▶ **WHAT IS BEING ASKED**
Go through the material below and copy all lines with "color".
^^^^
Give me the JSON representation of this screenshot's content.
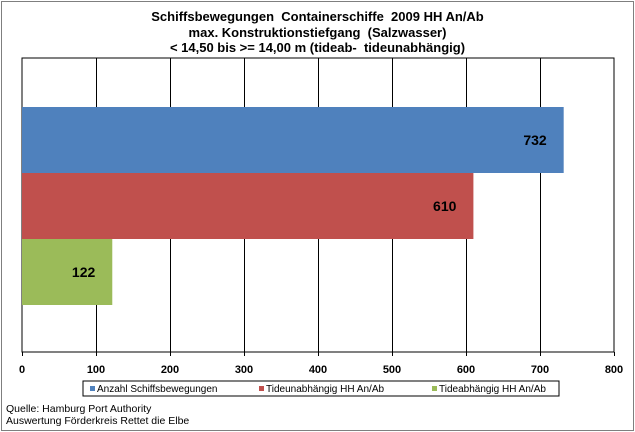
{
  "chart_data": {
    "type": "bar",
    "orientation": "horizontal",
    "title_lines": [
      "Schiffsbewegungen  Containerschiffe  2009 HH An/Ab",
      "max. Konstruktionstiefgang  (Salzwasser)",
      "< 14,50 bis >= 14,00 m (tideab-  tideunabhängig)"
    ],
    "series": [
      {
        "name": "Anzahl Schiffsbewegungen",
        "value": 732,
        "color": "#4f81bd"
      },
      {
        "name": "Tideunabhängig HH An/Ab",
        "value": 610,
        "color": "#c0504d"
      },
      {
        "name": "Tideabhängig HH An/Ab",
        "value": 122,
        "color": "#9bbb59"
      }
    ],
    "xlim": [
      0,
      800
    ],
    "x_ticks": [
      0,
      100,
      200,
      300,
      400,
      500,
      600,
      700,
      800
    ],
    "grid": true,
    "legend_position": "bottom"
  },
  "footer": {
    "source_line_1": "Quelle: Hamburg Port Authority",
    "source_line_2": "Auswertung Förderkreis Rettet die Elbe"
  }
}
^^^^
▶ **FULL RESPONSE**
        "color": "#4f81bd"
        "color": "#c0504d"
        "color": "#9bbb59"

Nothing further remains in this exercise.